WHAT TO WORK ON: In the entries below, count the lines that hold the string "deaths" and state only that count.

ENTRIES SUPPLIED:
★ ★ ★ ★ ★

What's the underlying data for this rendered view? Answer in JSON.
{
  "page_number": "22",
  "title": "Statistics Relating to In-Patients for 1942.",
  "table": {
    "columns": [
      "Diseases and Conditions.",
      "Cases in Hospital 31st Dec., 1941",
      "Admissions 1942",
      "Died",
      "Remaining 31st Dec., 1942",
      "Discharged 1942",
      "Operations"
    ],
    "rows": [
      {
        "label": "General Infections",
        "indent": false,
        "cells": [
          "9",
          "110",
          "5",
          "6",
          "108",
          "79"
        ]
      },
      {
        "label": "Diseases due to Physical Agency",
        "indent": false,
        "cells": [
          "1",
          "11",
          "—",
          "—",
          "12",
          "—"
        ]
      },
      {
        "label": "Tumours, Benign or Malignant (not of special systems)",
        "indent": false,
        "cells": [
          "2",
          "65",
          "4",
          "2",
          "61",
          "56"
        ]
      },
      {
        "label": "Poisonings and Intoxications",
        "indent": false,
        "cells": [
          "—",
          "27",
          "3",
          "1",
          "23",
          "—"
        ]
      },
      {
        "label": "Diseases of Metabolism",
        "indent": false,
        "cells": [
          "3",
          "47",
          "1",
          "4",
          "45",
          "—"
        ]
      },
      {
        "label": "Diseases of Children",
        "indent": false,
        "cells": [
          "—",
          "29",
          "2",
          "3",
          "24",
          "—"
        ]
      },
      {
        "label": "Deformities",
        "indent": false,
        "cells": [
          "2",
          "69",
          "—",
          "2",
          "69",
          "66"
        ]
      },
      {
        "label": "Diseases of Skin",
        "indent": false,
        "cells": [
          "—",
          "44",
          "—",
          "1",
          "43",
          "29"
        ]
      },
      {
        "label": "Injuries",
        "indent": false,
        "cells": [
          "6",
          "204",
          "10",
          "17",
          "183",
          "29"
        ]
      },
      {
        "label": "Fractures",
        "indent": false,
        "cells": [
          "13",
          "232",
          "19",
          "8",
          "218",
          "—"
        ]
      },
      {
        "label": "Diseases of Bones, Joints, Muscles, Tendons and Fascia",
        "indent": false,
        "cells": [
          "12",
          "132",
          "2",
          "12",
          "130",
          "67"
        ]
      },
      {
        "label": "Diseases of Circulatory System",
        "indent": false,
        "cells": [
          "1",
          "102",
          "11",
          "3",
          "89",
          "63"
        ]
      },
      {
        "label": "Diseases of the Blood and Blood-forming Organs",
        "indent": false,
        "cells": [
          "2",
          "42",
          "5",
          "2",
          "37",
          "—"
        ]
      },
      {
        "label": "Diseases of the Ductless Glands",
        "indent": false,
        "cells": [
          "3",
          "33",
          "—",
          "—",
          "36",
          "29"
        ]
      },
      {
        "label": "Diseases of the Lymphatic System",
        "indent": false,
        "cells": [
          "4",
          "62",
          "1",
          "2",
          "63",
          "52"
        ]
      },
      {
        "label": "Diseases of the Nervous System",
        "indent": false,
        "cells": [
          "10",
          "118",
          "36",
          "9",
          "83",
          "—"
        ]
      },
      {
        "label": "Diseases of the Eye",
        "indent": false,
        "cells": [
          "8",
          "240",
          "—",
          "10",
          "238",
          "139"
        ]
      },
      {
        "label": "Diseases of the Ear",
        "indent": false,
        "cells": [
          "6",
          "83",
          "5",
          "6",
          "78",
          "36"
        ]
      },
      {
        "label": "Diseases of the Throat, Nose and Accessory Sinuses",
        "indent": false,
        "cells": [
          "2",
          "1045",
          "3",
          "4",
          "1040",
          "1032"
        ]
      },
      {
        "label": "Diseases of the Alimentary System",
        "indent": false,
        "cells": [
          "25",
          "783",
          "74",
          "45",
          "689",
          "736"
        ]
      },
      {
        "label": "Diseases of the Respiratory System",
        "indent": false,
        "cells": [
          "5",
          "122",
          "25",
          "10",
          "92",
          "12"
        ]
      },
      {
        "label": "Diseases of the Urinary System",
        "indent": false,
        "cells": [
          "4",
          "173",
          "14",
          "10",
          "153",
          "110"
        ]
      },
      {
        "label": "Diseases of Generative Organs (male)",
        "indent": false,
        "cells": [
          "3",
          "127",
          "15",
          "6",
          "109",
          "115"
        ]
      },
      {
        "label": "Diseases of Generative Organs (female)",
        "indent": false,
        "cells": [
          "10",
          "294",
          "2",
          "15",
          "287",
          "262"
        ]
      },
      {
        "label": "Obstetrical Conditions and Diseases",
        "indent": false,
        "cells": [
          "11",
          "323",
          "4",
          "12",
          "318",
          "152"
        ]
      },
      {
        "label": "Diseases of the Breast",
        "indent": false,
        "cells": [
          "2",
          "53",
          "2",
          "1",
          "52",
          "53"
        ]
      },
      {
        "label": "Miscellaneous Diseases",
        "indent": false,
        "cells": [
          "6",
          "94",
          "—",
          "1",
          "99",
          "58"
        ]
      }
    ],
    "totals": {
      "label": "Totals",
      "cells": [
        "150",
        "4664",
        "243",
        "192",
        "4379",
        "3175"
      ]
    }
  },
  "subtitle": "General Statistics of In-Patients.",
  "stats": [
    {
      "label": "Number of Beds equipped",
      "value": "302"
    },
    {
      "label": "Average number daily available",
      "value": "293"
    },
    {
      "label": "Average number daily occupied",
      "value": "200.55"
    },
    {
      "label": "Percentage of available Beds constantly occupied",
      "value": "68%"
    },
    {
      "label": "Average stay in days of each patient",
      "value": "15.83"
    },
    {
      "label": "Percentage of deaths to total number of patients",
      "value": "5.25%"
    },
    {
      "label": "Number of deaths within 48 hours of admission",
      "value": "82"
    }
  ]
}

★ ★ ★ ★ ★

YOUR SOLUTION: 2